DO THIS: Repeat the material below word for word and leave out all pictures.

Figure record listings

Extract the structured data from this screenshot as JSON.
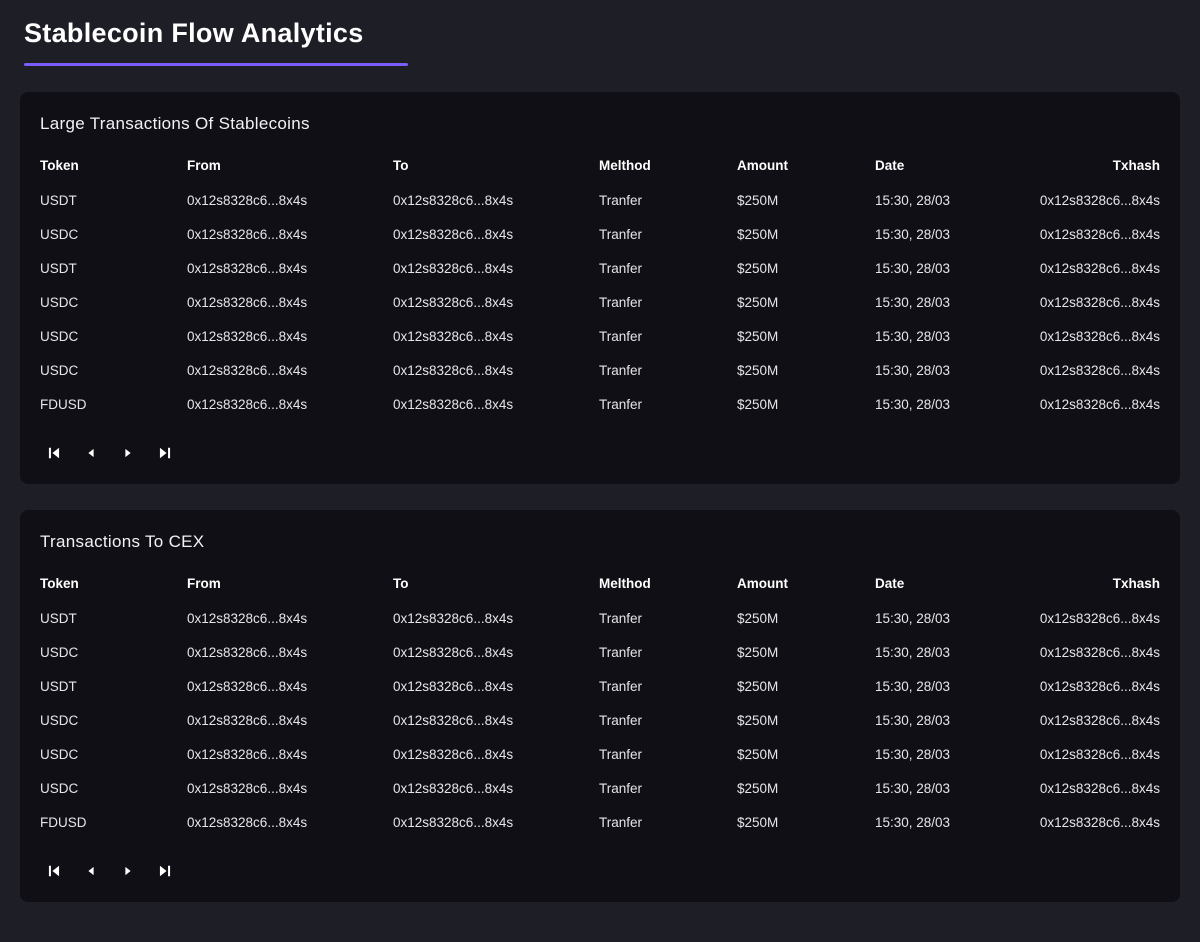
{
  "page": {
    "title": "Stablecoin Flow Analytics"
  },
  "colors": {
    "accent": "#7c5cfa",
    "page_bg": "#1e1e26",
    "panel_bg": "#0f0f15"
  },
  "pagination": {
    "buttons": [
      "first-page",
      "previous-page",
      "next-page",
      "last-page"
    ]
  },
  "tables": [
    {
      "title": "Large Transactions Of Stablecoins",
      "columns": [
        "Token",
        "From",
        "To",
        "Melthod",
        "Amount",
        "Date",
        "Txhash"
      ],
      "rows": [
        [
          "USDT",
          "0x12s8328c6...8x4s",
          "0x12s8328c6...8x4s",
          "Tranfer",
          "$250M",
          "15:30, 28/03",
          "0x12s8328c6...8x4s"
        ],
        [
          "USDC",
          "0x12s8328c6...8x4s",
          "0x12s8328c6...8x4s",
          "Tranfer",
          "$250M",
          "15:30, 28/03",
          "0x12s8328c6...8x4s"
        ],
        [
          "USDT",
          "0x12s8328c6...8x4s",
          "0x12s8328c6...8x4s",
          "Tranfer",
          "$250M",
          "15:30, 28/03",
          "0x12s8328c6...8x4s"
        ],
        [
          "USDC",
          "0x12s8328c6...8x4s",
          "0x12s8328c6...8x4s",
          "Tranfer",
          "$250M",
          "15:30, 28/03",
          "0x12s8328c6...8x4s"
        ],
        [
          "USDC",
          "0x12s8328c6...8x4s",
          "0x12s8328c6...8x4s",
          "Tranfer",
          "$250M",
          "15:30, 28/03",
          "0x12s8328c6...8x4s"
        ],
        [
          "USDC",
          "0x12s8328c6...8x4s",
          "0x12s8328c6...8x4s",
          "Tranfer",
          "$250M",
          "15:30, 28/03",
          "0x12s8328c6...8x4s"
        ],
        [
          "FDUSD",
          "0x12s8328c6...8x4s",
          "0x12s8328c6...8x4s",
          "Tranfer",
          "$250M",
          "15:30, 28/03",
          "0x12s8328c6...8x4s"
        ]
      ]
    },
    {
      "title": "Transactions To CEX",
      "columns": [
        "Token",
        "From",
        "To",
        "Melthod",
        "Amount",
        "Date",
        "Txhash"
      ],
      "rows": [
        [
          "USDT",
          "0x12s8328c6...8x4s",
          "0x12s8328c6...8x4s",
          "Tranfer",
          "$250M",
          "15:30, 28/03",
          "0x12s8328c6...8x4s"
        ],
        [
          "USDC",
          "0x12s8328c6...8x4s",
          "0x12s8328c6...8x4s",
          "Tranfer",
          "$250M",
          "15:30, 28/03",
          "0x12s8328c6...8x4s"
        ],
        [
          "USDT",
          "0x12s8328c6...8x4s",
          "0x12s8328c6...8x4s",
          "Tranfer",
          "$250M",
          "15:30, 28/03",
          "0x12s8328c6...8x4s"
        ],
        [
          "USDC",
          "0x12s8328c6...8x4s",
          "0x12s8328c6...8x4s",
          "Tranfer",
          "$250M",
          "15:30, 28/03",
          "0x12s8328c6...8x4s"
        ],
        [
          "USDC",
          "0x12s8328c6...8x4s",
          "0x12s8328c6...8x4s",
          "Tranfer",
          "$250M",
          "15:30, 28/03",
          "0x12s8328c6...8x4s"
        ],
        [
          "USDC",
          "0x12s8328c6...8x4s",
          "0x12s8328c6...8x4s",
          "Tranfer",
          "$250M",
          "15:30, 28/03",
          "0x12s8328c6...8x4s"
        ],
        [
          "FDUSD",
          "0x12s8328c6...8x4s",
          "0x12s8328c6...8x4s",
          "Tranfer",
          "$250M",
          "15:30, 28/03",
          "0x12s8328c6...8x4s"
        ]
      ]
    }
  ]
}
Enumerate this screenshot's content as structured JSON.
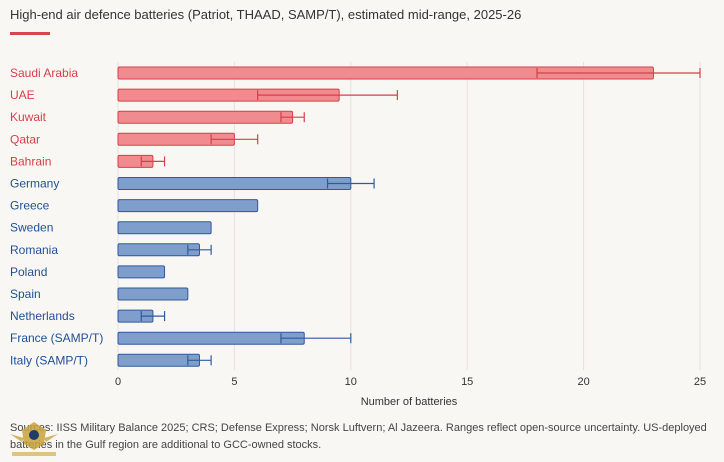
{
  "header": {
    "subtitle": "High-end air defence batteries (Patriot, THAAD, SAMP/T), estimated mid-range, 2025-26"
  },
  "colors": {
    "gulf_fill": "#f08c8f",
    "gulf_stroke": "#d63f49",
    "gulf_label": "#d63f49",
    "europe_fill": "#7f9ecb",
    "europe_stroke": "#2f5b9c",
    "europe_label": "#1f4f96",
    "accent": "#d9444e"
  },
  "chart_data": {
    "type": "bar",
    "orientation": "horizontal",
    "xlabel": "Number of batteries",
    "xlim": [
      0,
      25
    ],
    "xticks": [
      0,
      5,
      10,
      15,
      20,
      25
    ],
    "grid": true,
    "categories": [
      "Saudi Arabia",
      "UAE",
      "Kuwait",
      "Qatar",
      "Bahrain",
      "Germany",
      "Greece",
      "Sweden",
      "Romania",
      "Poland",
      "Spain",
      "Netherlands",
      "France (SAMP/T)",
      "Italy (SAMP/T)"
    ],
    "values": [
      23,
      9.5,
      7.5,
      5,
      1.5,
      10,
      6,
      4,
      3.5,
      2,
      3,
      1.5,
      8,
      3.5
    ],
    "low": [
      18,
      6,
      7,
      4,
      1,
      9,
      null,
      null,
      3,
      null,
      null,
      1,
      7,
      3
    ],
    "high": [
      25,
      12,
      8,
      6,
      2,
      11,
      null,
      null,
      4,
      null,
      null,
      2,
      10,
      4
    ],
    "group": [
      "gulf",
      "gulf",
      "gulf",
      "gulf",
      "gulf",
      "europe",
      "europe",
      "europe",
      "europe",
      "europe",
      "europe",
      "europe",
      "europe",
      "europe"
    ]
  },
  "footer": {
    "source": "Sources: IISS Military Balance 2025; CRS; Defense Express; Norsk Luftvern; Al Jazeera. Ranges reflect open-source uncertainty. US-deployed batteries in the Gulf region are additional to GCC-owned stocks.",
    "logo_text": "ARAB DEFENSE FORUM"
  }
}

ANSWER FOR THE TASK:
Extract the structured data from this screenshot as JSON.
{
  "page": {
    "title": "Stablecoin Flow Analytics"
  },
  "colors": {
    "accent": "#7c5cfa",
    "page_bg": "#1e1e26",
    "panel_bg": "#0f0f15"
  },
  "pagination": {
    "buttons": [
      "first-page",
      "previous-page",
      "next-page",
      "last-page"
    ]
  },
  "tables": [
    {
      "title": "Large Transactions Of Stablecoins",
      "columns": [
        "Token",
        "From",
        "To",
        "Melthod",
        "Amount",
        "Date",
        "Txhash"
      ],
      "rows": [
        [
          "USDT",
          "0x12s8328c6...8x4s",
          "0x12s8328c6...8x4s",
          "Tranfer",
          "$250M",
          "15:30, 28/03",
          "0x12s8328c6...8x4s"
        ],
        [
          "USDC",
          "0x12s8328c6...8x4s",
          "0x12s8328c6...8x4s",
          "Tranfer",
          "$250M",
          "15:30, 28/03",
          "0x12s8328c6...8x4s"
        ],
        [
          "USDT",
          "0x12s8328c6...8x4s",
          "0x12s8328c6...8x4s",
          "Tranfer",
          "$250M",
          "15:30, 28/03",
          "0x12s8328c6...8x4s"
        ],
        [
          "USDC",
          "0x12s8328c6...8x4s",
          "0x12s8328c6...8x4s",
          "Tranfer",
          "$250M",
          "15:30, 28/03",
          "0x12s8328c6...8x4s"
        ],
        [
          "USDC",
          "0x12s8328c6...8x4s",
          "0x12s8328c6...8x4s",
          "Tranfer",
          "$250M",
          "15:30, 28/03",
          "0x12s8328c6...8x4s"
        ],
        [
          "USDC",
          "0x12s8328c6...8x4s",
          "0x12s8328c6...8x4s",
          "Tranfer",
          "$250M",
          "15:30, 28/03",
          "0x12s8328c6...8x4s"
        ],
        [
          "FDUSD",
          "0x12s8328c6...8x4s",
          "0x12s8328c6...8x4s",
          "Tranfer",
          "$250M",
          "15:30, 28/03",
          "0x12s8328c6...8x4s"
        ]
      ]
    },
    {
      "title": "Transactions To CEX",
      "columns": [
        "Token",
        "From",
        "To",
        "Melthod",
        "Amount",
        "Date",
        "Txhash"
      ],
      "rows": [
        [
          "USDT",
          "0x12s8328c6...8x4s",
          "0x12s8328c6...8x4s",
          "Tranfer",
          "$250M",
          "15:30, 28/03",
          "0x12s8328c6...8x4s"
        ],
        [
          "USDC",
          "0x12s8328c6...8x4s",
          "0x12s8328c6...8x4s",
          "Tranfer",
          "$250M",
          "15:30, 28/03",
          "0x12s8328c6...8x4s"
        ],
        [
          "USDT",
          "0x12s8328c6...8x4s",
          "0x12s8328c6...8x4s",
          "Tranfer",
          "$250M",
          "15:30, 28/03",
          "0x12s8328c6...8x4s"
        ],
        [
          "USDC",
          "0x12s8328c6...8x4s",
          "0x12s8328c6...8x4s",
          "Tranfer",
          "$250M",
          "15:30, 28/03",
          "0x12s8328c6...8x4s"
        ],
        [
          "USDC",
          "0x12s8328c6...8x4s",
          "0x12s8328c6...8x4s",
          "Tranfer",
          "$250M",
          "15:30, 28/03",
          "0x12s8328c6...8x4s"
        ],
        [
          "USDC",
          "0x12s8328c6...8x4s",
          "0x12s8328c6...8x4s",
          "Tranfer",
          "$250M",
          "15:30, 28/03",
          "0x12s8328c6...8x4s"
        ],
        [
          "FDUSD",
          "0x12s8328c6...8x4s",
          "0x12s8328c6...8x4s",
          "Tranfer",
          "$250M",
          "15:30, 28/03",
          "0x12s8328c6...8x4s"
        ]
      ]
    }
  ]
}
Enumerate this screenshot's content as structured JSON.
{
  "header": {
    "subtitle": "High-end air defence batteries (Patriot, THAAD, SAMP/T), estimated mid-range, 2025-26"
  },
  "colors": {
    "gulf_fill": "#f08c8f",
    "gulf_stroke": "#d63f49",
    "gulf_label": "#d63f49",
    "europe_fill": "#7f9ecb",
    "europe_stroke": "#2f5b9c",
    "europe_label": "#1f4f96",
    "accent": "#d9444e"
  },
  "chart_data": {
    "type": "bar",
    "orientation": "horizontal",
    "xlabel": "Number of batteries",
    "xlim": [
      0,
      25
    ],
    "xticks": [
      0,
      5,
      10,
      15,
      20,
      25
    ],
    "grid": true,
    "categories": [
      "Saudi Arabia",
      "UAE",
      "Kuwait",
      "Qatar",
      "Bahrain",
      "Germany",
      "Greece",
      "Sweden",
      "Romania",
      "Poland",
      "Spain",
      "Netherlands",
      "France (SAMP/T)",
      "Italy (SAMP/T)"
    ],
    "values": [
      23,
      9.5,
      7.5,
      5,
      1.5,
      10,
      6,
      4,
      3.5,
      2,
      3,
      1.5,
      8,
      3.5
    ],
    "low": [
      18,
      6,
      7,
      4,
      1,
      9,
      null,
      null,
      3,
      null,
      null,
      1,
      7,
      3
    ],
    "high": [
      25,
      12,
      8,
      6,
      2,
      11,
      null,
      null,
      4,
      null,
      null,
      2,
      10,
      4
    ],
    "group": [
      "gulf",
      "gulf",
      "gulf",
      "gulf",
      "gulf",
      "europe",
      "europe",
      "europe",
      "europe",
      "europe",
      "europe",
      "europe",
      "europe",
      "europe"
    ]
  },
  "footer": {
    "source": "Sources: IISS Military Balance 2025; CRS; Defense Express; Norsk Luftvern; Al Jazeera. Ranges reflect open-source uncertainty. US-deployed batteries in the Gulf region are additional to GCC-owned stocks.",
    "logo_text": "ARAB DEFENSE FORUM"
  }
}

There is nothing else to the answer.